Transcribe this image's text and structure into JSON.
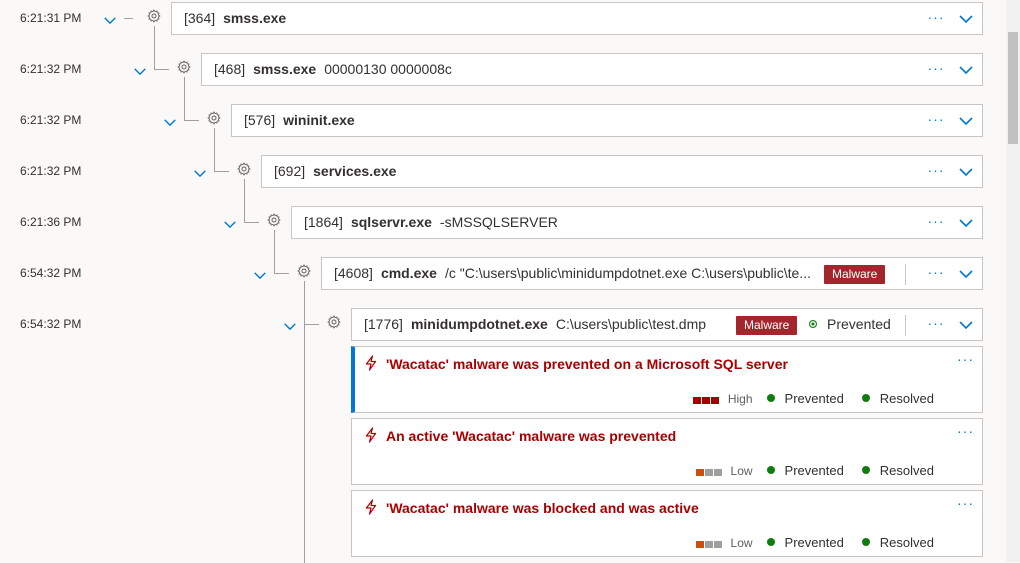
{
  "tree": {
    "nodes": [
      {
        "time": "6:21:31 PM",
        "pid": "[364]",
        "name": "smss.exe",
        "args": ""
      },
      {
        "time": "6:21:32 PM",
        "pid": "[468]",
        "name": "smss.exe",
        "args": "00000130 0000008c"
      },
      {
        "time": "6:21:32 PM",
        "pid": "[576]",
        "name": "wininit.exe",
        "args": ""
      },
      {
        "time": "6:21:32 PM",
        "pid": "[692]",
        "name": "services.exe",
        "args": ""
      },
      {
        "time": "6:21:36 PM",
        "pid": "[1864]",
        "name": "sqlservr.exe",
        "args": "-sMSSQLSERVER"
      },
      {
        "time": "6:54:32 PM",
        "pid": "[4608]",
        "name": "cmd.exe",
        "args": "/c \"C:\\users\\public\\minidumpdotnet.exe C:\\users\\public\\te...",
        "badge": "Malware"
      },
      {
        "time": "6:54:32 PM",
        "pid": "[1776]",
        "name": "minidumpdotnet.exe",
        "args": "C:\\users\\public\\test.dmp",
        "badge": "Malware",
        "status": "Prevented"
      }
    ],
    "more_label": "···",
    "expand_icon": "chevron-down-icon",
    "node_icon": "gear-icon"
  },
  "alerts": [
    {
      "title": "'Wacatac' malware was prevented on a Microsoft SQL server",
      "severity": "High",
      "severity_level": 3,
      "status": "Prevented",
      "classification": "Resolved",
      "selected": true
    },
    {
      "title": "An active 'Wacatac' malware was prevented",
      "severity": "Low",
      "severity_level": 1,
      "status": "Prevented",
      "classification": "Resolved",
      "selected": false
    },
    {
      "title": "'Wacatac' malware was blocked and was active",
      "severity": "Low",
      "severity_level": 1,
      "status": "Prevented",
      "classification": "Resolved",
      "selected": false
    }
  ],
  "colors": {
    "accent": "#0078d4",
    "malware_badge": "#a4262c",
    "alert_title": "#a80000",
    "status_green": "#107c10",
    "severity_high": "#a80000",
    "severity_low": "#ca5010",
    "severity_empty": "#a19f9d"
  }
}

## Task goal
Determine the number of lines in the data that contain "public" as a word or string, and state only that number.

## Exercise solution
2